**Extracted text**
Rodrigues is Cathedral Arts Project’s Artist in Residence at the John E. Goodman Pretrial Detention Facility in Jacksonville, Florida, where for over twenty years he has instructed juvenile inmates facing criminal prosecution as adults, and has been the recipient of numerous grants and support for this work, including grants from the National Endowment for the Arts.
Christina Tsantekidou is a visual artist based in Berlin, Germany. Her practice employs a wide
range of materials to address complex histories of cultural identity and universal themes of human nature. Focusing on social, political, and psychological subject matter, she explores the nature of our existence, where reflections on circumstances of the past bring an awareness of the present.

**Exercise requirements**
Which place names appear in the artist bios? The records are separate material with no connection to the artist bios.

**Dataset extract**
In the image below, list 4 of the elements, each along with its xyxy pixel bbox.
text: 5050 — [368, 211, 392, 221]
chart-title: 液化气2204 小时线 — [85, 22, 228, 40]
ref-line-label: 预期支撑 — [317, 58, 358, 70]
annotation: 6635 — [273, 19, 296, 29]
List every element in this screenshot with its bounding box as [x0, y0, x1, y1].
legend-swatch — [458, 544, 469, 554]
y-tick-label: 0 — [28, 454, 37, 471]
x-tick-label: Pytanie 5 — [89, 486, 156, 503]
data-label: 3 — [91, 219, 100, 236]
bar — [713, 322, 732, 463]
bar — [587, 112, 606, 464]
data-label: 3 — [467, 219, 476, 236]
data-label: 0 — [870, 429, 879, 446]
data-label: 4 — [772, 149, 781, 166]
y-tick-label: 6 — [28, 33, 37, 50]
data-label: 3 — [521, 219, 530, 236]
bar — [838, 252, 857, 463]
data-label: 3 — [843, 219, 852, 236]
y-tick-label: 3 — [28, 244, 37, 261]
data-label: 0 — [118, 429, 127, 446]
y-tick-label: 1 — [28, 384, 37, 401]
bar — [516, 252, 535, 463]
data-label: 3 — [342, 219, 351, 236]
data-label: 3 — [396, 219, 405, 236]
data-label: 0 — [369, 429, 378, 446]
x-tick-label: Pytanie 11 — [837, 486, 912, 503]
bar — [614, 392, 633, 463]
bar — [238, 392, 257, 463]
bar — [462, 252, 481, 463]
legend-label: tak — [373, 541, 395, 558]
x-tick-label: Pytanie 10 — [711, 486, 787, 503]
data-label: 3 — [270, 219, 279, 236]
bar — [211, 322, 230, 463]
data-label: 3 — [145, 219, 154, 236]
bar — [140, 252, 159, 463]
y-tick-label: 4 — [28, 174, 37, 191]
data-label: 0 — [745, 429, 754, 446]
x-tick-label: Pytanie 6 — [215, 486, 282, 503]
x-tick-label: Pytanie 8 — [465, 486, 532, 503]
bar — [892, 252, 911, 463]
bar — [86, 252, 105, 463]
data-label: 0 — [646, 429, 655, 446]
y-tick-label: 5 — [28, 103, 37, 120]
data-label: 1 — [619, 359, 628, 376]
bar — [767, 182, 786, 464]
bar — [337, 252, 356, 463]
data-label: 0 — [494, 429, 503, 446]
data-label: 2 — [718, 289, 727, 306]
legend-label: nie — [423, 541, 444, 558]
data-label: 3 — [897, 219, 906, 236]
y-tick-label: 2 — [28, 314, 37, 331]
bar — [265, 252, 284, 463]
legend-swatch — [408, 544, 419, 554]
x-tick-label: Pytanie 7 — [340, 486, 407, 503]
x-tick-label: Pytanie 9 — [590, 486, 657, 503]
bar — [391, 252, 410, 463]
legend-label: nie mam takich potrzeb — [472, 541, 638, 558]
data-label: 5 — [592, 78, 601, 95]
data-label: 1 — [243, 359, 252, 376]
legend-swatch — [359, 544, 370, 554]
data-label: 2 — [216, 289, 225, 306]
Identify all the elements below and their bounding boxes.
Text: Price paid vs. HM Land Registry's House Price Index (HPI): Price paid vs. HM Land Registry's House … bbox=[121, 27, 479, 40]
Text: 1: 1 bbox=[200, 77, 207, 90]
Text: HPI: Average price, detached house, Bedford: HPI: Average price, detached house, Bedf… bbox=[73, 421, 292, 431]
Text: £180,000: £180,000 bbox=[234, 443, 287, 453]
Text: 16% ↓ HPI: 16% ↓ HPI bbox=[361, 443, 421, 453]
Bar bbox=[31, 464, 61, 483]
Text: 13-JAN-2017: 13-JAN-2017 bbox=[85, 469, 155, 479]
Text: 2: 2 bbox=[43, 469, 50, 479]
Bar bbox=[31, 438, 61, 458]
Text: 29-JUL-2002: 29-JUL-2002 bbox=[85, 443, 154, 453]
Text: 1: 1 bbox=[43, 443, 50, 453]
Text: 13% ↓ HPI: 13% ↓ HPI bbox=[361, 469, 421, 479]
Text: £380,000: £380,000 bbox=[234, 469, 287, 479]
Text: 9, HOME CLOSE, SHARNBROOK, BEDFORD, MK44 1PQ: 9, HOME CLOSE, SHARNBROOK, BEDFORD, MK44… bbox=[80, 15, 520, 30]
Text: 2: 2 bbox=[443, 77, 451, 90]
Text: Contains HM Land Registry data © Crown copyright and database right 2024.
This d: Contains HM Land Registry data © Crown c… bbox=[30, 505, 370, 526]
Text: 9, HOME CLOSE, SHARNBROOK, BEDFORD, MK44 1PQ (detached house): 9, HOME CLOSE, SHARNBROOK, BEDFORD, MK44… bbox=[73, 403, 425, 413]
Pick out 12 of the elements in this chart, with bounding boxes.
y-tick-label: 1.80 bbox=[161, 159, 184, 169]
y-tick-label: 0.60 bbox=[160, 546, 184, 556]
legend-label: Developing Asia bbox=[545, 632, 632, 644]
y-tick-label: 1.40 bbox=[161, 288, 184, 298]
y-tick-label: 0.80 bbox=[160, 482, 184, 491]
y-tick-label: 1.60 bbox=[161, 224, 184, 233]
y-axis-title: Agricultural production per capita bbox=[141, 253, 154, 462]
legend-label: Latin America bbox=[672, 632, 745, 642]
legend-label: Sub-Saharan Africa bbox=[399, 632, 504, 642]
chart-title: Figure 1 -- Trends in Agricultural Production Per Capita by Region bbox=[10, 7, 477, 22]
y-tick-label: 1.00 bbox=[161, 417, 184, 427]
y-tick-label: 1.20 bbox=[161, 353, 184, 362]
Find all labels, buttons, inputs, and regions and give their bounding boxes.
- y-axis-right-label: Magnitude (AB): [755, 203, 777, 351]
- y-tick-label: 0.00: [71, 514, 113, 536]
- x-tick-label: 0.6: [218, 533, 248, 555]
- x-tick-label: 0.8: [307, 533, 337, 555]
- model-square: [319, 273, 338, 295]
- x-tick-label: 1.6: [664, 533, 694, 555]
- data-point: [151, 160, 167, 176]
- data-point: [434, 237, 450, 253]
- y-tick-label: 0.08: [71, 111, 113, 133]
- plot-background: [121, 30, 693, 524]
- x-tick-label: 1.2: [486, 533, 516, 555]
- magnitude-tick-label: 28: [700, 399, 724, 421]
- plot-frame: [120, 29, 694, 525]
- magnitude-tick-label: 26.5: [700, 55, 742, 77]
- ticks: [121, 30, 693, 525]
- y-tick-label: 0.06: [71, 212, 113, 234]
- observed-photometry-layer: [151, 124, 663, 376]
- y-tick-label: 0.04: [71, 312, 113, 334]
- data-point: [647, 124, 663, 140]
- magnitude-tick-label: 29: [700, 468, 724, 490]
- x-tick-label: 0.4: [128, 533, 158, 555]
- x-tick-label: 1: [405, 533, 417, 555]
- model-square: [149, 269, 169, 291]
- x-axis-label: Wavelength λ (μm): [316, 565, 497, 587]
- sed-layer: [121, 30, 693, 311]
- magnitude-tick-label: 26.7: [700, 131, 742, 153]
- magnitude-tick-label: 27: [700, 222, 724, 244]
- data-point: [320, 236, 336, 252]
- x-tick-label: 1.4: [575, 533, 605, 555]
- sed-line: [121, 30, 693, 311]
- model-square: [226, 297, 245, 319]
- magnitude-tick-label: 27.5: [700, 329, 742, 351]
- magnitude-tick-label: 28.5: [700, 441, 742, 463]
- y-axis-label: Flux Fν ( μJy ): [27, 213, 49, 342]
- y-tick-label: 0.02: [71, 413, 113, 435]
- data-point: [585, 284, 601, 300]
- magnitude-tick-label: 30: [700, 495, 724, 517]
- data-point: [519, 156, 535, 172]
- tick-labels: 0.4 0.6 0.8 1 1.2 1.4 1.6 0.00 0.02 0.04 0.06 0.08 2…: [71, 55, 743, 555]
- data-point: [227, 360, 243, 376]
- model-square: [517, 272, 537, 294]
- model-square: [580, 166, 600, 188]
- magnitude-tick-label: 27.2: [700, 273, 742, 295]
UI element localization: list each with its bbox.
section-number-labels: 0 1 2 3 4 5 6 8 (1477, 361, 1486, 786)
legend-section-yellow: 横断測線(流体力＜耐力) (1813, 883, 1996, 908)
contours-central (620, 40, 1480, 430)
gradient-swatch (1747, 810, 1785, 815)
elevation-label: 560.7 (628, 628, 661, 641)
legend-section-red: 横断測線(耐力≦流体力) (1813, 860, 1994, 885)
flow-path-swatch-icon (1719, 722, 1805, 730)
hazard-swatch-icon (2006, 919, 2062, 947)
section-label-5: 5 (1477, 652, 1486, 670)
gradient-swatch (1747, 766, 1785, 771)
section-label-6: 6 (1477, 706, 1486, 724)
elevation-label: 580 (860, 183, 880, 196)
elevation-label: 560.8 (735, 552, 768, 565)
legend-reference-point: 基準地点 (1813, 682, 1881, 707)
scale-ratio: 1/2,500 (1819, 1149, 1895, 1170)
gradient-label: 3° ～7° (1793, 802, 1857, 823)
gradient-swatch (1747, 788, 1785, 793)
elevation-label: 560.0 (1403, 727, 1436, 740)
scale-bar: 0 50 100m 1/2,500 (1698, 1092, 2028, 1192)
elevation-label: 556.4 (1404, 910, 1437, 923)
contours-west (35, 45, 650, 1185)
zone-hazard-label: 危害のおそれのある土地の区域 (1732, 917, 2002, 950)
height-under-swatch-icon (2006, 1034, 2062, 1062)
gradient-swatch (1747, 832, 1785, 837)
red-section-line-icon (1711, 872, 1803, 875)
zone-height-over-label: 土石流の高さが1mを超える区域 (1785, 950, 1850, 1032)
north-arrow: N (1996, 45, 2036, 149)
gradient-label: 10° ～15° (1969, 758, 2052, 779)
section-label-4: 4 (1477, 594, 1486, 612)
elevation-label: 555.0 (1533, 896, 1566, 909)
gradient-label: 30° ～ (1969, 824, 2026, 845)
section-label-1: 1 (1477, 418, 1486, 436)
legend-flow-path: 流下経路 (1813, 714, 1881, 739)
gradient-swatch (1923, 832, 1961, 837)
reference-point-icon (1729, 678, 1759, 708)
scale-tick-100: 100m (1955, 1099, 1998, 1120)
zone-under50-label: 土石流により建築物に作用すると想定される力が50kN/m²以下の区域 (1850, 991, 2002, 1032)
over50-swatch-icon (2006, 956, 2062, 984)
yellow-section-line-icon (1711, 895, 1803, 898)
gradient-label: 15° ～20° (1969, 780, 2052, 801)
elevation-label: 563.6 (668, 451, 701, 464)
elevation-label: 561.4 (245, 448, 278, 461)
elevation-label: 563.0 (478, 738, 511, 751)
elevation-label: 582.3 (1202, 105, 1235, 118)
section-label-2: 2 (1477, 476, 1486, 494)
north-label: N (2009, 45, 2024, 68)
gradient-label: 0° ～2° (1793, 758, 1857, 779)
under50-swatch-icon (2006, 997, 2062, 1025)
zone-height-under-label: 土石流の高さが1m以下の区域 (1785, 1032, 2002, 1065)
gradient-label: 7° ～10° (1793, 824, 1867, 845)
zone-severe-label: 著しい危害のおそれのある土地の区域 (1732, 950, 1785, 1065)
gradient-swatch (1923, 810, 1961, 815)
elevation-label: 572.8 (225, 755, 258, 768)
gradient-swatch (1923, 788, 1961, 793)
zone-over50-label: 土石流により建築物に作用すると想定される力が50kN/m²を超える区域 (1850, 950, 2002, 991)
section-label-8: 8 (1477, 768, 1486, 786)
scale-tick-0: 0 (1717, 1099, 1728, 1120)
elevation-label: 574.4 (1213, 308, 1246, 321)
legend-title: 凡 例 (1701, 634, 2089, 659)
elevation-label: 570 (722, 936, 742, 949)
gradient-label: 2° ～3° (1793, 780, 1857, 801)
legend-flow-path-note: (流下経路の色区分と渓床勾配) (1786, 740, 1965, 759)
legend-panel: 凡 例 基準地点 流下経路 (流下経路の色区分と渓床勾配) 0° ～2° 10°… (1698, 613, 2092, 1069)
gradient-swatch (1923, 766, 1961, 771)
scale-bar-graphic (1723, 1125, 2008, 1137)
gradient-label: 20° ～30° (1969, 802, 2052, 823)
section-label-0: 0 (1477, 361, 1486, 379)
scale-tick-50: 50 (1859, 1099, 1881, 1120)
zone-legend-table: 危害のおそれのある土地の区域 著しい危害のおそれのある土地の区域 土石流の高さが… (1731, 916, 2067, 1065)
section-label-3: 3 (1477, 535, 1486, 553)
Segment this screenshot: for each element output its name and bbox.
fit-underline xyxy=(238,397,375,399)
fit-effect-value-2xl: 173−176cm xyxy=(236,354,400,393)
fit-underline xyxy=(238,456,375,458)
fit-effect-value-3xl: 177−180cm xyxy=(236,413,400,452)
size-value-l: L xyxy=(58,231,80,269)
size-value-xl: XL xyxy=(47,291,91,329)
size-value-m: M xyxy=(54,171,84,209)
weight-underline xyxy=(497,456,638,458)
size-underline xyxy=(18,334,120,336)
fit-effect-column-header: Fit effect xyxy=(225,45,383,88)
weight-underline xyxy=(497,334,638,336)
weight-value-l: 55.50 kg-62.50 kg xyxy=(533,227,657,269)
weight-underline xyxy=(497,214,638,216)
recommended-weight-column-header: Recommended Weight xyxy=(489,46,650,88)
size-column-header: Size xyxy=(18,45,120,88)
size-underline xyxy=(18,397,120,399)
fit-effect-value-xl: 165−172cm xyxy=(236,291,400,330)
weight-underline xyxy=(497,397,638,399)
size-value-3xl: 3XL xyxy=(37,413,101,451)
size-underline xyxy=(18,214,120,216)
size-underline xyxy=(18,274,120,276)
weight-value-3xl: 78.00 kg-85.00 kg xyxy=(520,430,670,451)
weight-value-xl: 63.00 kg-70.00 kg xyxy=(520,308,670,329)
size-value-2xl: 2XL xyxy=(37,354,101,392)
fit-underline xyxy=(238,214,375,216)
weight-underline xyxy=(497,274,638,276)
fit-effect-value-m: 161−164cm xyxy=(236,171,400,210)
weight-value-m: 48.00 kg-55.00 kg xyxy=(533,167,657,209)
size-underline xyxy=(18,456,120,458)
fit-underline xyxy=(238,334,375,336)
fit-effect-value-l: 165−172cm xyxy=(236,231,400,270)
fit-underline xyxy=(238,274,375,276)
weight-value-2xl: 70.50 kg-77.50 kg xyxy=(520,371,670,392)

**Response box**
Jacksonville, Florida, Berlin, Germany